+++ EXCERPT TO READ +++
[KLUG Members] Firewall packages & DHCP related question.
Bruce Smith
members@kalamazoolinux.org
09 Jun 2002 19:08:23 -0400
For home I'm currently a happy IPCOP firewall user. However lately I've
been investigating some other firewall packages. The reasons I'm
looking are: 1) Upgrade to iptables. 2) Eliminate the hard drive.
My requirements for a home firewall are simple. Besides IP-masq. & IP
forwarding, a DHCP server running on the firewall. Simple is good too.
After some searching, I came up with a couple good iptable candidates:
1) Devil Linux. Lives on, and boots from CDROM. Config files are
stored on floppy. No hard drive needed. Lots of services available.
2) "floppyfw" Completely self contained on a single floppy. No cdrom
or hard drive required. Has a small DHCP server, but not much else.
I started playing with "floppyfw" and was very impressed. It meets all
of my requirements quite nicely, but while reading some of the floppyfw
howto's, I had the brilliant idea to add a 3rd NIC. This is NOT for a
DMZ to run servers from, but I want to attach my wireless access point
to it's own subnet and protect my computers from any wireless attacks.
The WAP would have internet access, but not access to my local LAN.
Hacking a 3rd NIC into floppyfw was quite easy (thanks to the howto),
but I now want to run a DHCP server on each of the two local NIC's.
That's where I hit the snag. It comes with "udhcpd", a mini DHCP
server. I cannot get it to run twice, once for each NIC, or to serve
up different info to the two NIC's.
Anyone know a way to get udhcpd to serve up info for two subnets? Or
maybe I should try and replace udhcpd with the dhcpd that comes on
Redhat, but the floppy free space is very limited. Or maybe it's time
to move on to Devil Linux . . . Any thoughts?
--------------------------------------------
Bruce Smith bruce@armintl.com
System Administrator / Network Administrator
Armstrong International, Inc.
Three Rivers, Michigan 49093 USA
http://www.armstrong-intl.com/
--------------------------------------------
+++ RECORDS SHOWN +++
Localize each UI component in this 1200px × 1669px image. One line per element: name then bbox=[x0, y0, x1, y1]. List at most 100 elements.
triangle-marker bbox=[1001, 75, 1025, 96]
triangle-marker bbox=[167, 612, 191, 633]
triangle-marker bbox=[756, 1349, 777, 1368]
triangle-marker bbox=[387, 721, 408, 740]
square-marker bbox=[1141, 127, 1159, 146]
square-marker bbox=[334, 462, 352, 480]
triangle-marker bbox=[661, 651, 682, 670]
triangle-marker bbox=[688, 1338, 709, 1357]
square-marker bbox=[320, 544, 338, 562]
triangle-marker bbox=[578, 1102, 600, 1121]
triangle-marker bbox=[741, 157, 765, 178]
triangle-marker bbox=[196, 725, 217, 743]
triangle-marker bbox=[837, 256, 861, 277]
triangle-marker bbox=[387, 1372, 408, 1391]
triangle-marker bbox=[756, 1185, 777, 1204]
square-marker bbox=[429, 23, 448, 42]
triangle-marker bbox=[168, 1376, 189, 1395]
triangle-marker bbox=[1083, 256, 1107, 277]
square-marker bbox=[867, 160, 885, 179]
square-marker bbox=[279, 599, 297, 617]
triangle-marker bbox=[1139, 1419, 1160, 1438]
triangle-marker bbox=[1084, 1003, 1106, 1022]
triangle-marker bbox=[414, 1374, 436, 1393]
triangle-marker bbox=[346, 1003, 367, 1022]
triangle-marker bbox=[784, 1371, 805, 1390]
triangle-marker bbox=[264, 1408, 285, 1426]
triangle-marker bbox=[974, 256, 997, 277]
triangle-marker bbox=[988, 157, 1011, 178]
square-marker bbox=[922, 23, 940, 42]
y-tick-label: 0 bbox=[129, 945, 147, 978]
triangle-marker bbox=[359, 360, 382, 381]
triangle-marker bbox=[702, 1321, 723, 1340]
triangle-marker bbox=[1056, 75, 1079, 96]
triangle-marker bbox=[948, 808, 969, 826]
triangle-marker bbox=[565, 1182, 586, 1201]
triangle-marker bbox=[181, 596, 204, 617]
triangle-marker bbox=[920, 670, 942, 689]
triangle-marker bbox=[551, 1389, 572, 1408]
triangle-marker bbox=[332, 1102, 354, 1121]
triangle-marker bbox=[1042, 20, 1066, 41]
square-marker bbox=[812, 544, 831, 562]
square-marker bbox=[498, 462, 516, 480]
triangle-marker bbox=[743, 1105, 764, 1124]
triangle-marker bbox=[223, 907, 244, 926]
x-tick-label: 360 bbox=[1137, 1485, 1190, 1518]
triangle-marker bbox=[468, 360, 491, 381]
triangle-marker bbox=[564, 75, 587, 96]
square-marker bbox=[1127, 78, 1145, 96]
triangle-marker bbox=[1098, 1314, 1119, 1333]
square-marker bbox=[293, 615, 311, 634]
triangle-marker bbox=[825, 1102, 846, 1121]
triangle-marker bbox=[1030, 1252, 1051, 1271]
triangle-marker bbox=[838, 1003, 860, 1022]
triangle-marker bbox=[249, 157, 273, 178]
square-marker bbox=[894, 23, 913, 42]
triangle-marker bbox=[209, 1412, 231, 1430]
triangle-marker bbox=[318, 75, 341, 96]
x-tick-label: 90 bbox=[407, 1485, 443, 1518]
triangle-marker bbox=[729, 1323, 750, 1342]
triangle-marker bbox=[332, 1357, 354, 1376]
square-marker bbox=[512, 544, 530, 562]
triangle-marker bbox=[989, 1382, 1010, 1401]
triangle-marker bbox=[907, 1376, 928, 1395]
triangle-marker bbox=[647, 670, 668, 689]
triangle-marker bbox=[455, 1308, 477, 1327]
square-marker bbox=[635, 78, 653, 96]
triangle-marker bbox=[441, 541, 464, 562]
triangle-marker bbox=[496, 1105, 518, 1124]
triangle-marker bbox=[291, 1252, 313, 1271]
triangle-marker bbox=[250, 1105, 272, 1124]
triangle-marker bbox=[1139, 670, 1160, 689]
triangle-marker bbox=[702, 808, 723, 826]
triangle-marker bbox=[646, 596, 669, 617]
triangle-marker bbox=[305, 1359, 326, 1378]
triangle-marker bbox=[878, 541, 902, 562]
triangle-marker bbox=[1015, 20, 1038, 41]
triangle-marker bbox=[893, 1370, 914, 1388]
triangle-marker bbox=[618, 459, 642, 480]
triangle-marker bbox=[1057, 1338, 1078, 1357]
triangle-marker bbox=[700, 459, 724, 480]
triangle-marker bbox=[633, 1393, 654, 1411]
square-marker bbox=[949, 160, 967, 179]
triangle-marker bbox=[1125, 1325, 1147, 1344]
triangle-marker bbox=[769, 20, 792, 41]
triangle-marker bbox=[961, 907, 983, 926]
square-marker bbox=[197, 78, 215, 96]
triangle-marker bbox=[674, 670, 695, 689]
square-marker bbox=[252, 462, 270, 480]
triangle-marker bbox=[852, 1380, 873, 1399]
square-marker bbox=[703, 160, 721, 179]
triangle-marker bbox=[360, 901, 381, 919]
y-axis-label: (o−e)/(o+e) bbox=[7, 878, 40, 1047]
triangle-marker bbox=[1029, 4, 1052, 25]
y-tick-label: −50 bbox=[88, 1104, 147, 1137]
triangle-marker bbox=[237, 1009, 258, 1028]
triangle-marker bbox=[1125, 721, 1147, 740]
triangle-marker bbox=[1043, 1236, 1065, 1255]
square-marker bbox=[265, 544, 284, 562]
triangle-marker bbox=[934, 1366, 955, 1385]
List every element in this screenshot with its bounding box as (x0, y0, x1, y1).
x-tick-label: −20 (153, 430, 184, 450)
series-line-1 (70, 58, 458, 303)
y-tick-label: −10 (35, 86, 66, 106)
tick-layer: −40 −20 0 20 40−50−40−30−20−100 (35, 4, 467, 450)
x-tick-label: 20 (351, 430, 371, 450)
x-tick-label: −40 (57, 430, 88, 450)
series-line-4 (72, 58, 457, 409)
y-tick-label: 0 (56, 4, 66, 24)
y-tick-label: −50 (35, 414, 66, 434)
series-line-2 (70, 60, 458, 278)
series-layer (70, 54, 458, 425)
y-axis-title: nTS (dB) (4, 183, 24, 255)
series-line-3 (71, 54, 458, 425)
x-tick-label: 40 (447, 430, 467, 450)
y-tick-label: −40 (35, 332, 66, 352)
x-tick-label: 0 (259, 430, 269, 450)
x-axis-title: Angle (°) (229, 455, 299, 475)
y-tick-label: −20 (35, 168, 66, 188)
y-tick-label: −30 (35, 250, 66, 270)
+++
◆ EXERCISE AIM
Reproduce the passage of the post on firewall packages from "After some searching, I" up to and including "not much else.". The records are separate material and have no connection to the mailing-list post above.

◆ EXERCISE OUTPUT
After some searching, I came up with a couple good iptable candidates:
1) Devil Linux. Lives on, and boots from CDROM. Config files are
stored on floppy. No hard drive needed. Lots of services available.
2) "floppyfw" Completely self contained on a single floppy. No cdrom
or hard drive required. Has a small DHCP server, but not much else.